What to work on:
Gather every line in the data below that contains the string "code". Case counts.

Data rows:
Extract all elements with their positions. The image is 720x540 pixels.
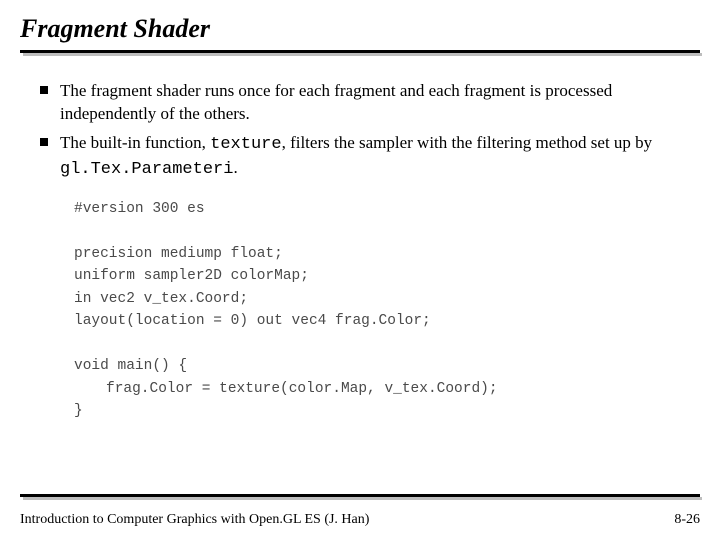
bullet-item: The built-in function, texture, filters … — [38, 132, 690, 182]
slide-title: Fragment Shader — [20, 14, 700, 48]
code-line: in vec2 v_tex.Coord; — [74, 291, 248, 307]
bullet-list: The fragment shader runs once for each f… — [38, 80, 690, 182]
code-line: precision mediump float; — [74, 246, 283, 262]
code-line: uniform sampler2D colorMap; — [74, 268, 309, 284]
footer-left: Introduction to Computer Graphics with O… — [20, 512, 369, 528]
bullet-text: . — [233, 158, 237, 177]
inline-code: texture — [210, 135, 281, 154]
code-line: frag.Color = texture(color.Map, v_tex.Co… — [74, 378, 690, 400]
code-line: } — [74, 403, 83, 419]
page-number: 8-26 — [674, 512, 700, 528]
inline-code: gl.Tex.Parameteri — [60, 160, 233, 179]
bullet-text: , filters the sampler with the filtering… — [282, 133, 653, 152]
code-line: #version 300 es — [74, 201, 205, 217]
bullet-item: The fragment shader runs once for each f… — [38, 80, 690, 126]
code-line: layout(location = 0) out vec4 frag.Color… — [74, 313, 431, 329]
footer-divider — [20, 494, 700, 500]
slide-footer: Introduction to Computer Graphics with O… — [20, 512, 700, 528]
title-divider — [20, 50, 700, 56]
code-line: void main() { — [74, 358, 187, 374]
bullet-text: The fragment shader runs once for each f… — [60, 81, 612, 123]
bullet-text: The built-in function, — [60, 133, 210, 152]
code-block: #version 300 es precision mediump float;… — [74, 198, 690, 423]
slide-content: The fragment shader runs once for each f… — [20, 56, 700, 422]
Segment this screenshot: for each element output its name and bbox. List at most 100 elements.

Task answer:
code-line: in vec2 v_tex.Coord; — [74, 291, 248, 307]
code-line: precision mediump float; — [74, 246, 283, 262]
code-line: uniform sampler2D colorMap; — [74, 268, 309, 284]
inline-code: texture — [210, 135, 281, 154]
code-line: frag.Color = texture(color.Map, v_tex.Co… — [74, 378, 690, 400]
code-line: } — [74, 403, 83, 419]
inline-code: gl.Tex.Parameteri — [60, 160, 233, 179]
code-line: #version 300 es — [74, 201, 205, 217]
code-line: layout(location = 0) out vec4 frag.Color… — [74, 313, 431, 329]
code-line: void main() { — [74, 358, 187, 374]
code-block: #version 300 es precision mediump float;… — [74, 198, 690, 423]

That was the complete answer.